Given instruction:
List each line in which the string "screenshot" appears.

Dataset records
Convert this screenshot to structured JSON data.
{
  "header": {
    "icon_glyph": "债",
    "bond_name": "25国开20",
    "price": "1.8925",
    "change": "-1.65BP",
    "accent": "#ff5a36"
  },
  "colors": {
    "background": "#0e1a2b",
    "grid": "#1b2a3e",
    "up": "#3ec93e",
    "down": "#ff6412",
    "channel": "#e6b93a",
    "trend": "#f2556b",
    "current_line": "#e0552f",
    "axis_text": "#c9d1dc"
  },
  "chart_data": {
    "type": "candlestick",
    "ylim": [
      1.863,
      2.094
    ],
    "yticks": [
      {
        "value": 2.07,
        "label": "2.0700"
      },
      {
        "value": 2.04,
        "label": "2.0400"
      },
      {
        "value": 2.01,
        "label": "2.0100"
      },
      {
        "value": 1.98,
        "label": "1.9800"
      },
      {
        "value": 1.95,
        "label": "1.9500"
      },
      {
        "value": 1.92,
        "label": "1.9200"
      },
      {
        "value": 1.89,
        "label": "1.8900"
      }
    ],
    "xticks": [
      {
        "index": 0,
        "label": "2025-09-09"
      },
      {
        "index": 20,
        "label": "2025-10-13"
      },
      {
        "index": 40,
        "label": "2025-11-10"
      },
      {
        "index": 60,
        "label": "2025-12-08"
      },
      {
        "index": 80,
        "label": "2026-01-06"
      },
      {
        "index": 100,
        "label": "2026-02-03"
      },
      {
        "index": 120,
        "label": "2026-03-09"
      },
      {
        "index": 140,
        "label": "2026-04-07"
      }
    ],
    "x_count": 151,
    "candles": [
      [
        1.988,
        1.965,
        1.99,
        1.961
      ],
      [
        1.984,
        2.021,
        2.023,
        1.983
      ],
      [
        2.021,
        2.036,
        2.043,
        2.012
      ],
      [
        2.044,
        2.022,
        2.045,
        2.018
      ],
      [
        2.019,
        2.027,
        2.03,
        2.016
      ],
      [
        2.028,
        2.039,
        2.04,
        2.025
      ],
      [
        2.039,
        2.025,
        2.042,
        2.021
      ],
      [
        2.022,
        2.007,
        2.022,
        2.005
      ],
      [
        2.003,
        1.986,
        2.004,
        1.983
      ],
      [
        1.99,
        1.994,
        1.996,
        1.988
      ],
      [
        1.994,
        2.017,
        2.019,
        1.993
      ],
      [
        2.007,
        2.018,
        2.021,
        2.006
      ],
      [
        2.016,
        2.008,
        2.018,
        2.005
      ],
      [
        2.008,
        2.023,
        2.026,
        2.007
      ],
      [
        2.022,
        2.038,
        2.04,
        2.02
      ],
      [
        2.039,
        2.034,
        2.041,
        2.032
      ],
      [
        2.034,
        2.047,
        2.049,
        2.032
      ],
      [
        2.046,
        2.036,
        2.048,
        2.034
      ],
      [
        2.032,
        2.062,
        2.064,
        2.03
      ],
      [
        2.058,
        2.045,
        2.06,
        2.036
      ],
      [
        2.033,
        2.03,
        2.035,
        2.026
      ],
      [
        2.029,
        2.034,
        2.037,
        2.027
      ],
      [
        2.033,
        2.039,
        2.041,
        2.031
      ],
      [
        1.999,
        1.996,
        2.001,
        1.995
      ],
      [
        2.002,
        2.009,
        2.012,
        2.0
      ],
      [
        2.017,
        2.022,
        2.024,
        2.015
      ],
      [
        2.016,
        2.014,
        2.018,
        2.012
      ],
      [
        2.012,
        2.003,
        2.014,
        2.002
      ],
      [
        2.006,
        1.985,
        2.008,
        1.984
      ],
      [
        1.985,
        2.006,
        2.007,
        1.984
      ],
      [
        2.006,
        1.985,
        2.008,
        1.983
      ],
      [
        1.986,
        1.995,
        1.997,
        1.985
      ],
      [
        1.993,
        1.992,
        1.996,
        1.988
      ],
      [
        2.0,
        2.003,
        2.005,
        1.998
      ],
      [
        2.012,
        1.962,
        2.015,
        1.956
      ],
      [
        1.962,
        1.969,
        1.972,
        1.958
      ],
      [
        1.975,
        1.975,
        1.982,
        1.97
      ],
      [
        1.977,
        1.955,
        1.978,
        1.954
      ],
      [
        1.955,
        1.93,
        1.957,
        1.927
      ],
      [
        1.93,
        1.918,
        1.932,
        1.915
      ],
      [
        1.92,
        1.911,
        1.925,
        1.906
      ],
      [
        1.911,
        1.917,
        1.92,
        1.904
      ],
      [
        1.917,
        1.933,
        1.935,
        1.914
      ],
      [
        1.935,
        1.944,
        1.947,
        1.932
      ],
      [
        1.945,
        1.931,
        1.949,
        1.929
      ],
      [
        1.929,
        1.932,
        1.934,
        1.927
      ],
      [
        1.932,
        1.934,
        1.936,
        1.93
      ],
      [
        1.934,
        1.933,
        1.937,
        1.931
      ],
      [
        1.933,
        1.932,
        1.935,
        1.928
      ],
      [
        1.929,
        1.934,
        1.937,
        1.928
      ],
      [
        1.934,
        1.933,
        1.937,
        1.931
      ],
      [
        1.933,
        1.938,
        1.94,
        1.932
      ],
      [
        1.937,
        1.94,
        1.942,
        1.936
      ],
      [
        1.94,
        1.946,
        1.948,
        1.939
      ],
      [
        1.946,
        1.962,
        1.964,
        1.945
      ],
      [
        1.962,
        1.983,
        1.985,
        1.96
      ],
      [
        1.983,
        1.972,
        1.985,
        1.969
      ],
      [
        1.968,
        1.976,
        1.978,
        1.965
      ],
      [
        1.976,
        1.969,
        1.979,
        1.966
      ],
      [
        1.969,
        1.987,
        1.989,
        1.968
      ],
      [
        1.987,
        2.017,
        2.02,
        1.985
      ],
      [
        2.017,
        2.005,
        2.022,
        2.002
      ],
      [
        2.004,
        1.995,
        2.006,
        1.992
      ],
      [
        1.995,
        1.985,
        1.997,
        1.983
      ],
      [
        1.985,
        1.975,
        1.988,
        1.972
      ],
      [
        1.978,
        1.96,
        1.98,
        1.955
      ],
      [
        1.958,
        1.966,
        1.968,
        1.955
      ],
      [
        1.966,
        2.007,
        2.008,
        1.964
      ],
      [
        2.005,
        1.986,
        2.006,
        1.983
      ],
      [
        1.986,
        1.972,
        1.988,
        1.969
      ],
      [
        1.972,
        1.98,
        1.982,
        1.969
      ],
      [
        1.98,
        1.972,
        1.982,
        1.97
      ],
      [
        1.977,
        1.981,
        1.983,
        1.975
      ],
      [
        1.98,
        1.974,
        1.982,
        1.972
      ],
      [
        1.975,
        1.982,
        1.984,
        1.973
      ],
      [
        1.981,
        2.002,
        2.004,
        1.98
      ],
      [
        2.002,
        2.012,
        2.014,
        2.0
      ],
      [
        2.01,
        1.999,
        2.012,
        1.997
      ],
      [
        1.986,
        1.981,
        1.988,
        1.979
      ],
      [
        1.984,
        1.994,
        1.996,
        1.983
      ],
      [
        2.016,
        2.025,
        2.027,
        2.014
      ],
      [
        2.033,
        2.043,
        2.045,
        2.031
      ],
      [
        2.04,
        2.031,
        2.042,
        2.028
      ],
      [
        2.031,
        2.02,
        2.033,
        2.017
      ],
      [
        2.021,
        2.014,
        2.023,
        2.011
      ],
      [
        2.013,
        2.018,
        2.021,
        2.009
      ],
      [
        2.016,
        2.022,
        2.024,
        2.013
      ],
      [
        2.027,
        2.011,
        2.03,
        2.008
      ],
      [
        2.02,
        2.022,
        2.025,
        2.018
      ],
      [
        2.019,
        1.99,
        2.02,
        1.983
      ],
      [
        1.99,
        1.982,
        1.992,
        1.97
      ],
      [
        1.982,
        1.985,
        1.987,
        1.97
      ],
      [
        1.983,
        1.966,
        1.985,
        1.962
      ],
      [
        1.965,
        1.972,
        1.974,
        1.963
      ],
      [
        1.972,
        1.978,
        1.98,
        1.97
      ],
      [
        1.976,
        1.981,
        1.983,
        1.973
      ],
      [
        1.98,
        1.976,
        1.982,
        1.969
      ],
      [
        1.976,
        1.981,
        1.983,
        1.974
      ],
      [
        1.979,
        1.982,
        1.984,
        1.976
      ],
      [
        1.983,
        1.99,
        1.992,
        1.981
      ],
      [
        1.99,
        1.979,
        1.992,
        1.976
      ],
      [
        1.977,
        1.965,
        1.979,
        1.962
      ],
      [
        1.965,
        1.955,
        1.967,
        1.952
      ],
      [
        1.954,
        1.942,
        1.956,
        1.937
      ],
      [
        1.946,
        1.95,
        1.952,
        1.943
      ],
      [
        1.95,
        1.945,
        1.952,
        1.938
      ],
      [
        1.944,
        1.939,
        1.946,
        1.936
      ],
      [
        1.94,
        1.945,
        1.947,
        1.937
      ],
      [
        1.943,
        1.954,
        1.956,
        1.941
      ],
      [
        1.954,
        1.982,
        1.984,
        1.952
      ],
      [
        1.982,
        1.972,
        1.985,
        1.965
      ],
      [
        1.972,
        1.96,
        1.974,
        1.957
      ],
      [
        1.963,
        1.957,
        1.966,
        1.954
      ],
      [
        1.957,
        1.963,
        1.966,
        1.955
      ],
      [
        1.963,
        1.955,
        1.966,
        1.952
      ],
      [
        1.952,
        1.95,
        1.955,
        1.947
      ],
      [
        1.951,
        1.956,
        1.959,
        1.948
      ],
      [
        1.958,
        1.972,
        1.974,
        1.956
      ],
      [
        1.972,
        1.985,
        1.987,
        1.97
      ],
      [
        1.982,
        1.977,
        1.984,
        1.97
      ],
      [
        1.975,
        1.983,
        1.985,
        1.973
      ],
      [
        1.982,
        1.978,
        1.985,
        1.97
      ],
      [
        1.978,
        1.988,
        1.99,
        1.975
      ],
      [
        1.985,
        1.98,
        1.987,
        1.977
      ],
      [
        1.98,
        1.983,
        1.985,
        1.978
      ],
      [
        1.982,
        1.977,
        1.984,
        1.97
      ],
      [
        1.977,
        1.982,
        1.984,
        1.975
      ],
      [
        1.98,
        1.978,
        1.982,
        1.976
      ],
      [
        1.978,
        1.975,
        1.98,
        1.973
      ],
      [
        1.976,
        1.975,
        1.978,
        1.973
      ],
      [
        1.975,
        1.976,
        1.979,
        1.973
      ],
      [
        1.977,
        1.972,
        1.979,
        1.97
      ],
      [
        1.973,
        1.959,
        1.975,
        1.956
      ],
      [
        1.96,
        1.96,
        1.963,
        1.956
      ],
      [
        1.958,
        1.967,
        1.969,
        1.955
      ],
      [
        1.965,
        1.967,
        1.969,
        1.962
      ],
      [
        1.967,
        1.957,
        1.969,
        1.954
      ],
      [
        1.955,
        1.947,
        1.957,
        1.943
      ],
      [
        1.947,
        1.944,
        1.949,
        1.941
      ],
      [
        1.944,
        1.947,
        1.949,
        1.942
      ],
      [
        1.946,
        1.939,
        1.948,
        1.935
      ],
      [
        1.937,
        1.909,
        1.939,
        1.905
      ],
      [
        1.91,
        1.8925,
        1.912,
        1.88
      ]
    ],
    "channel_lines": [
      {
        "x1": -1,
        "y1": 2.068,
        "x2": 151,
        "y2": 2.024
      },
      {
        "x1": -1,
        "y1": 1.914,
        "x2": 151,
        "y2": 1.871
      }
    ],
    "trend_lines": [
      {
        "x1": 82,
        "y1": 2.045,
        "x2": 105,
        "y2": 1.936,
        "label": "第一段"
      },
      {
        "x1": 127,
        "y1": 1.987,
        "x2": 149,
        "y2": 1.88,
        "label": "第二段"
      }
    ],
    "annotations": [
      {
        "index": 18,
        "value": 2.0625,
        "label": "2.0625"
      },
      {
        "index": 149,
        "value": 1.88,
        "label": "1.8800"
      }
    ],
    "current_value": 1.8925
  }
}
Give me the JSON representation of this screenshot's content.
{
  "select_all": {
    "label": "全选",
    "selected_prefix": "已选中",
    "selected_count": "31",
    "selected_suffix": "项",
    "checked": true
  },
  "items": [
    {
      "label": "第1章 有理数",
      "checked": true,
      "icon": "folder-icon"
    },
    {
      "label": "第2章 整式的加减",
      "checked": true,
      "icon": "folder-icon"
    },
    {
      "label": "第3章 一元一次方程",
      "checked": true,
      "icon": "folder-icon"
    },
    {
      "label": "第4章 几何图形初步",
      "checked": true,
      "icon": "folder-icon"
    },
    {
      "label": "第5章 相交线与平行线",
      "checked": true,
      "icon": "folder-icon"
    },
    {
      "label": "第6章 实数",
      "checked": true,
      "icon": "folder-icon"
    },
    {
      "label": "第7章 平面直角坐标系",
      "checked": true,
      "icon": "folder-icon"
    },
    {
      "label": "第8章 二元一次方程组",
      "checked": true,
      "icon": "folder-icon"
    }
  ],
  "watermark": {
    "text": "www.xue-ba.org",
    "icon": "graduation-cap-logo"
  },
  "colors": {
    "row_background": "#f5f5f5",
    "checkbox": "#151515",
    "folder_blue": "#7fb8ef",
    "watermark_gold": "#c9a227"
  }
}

Finished answer:
Convert this screenshot to structured JSON data.
Give me the JSON representation of this screenshot's content.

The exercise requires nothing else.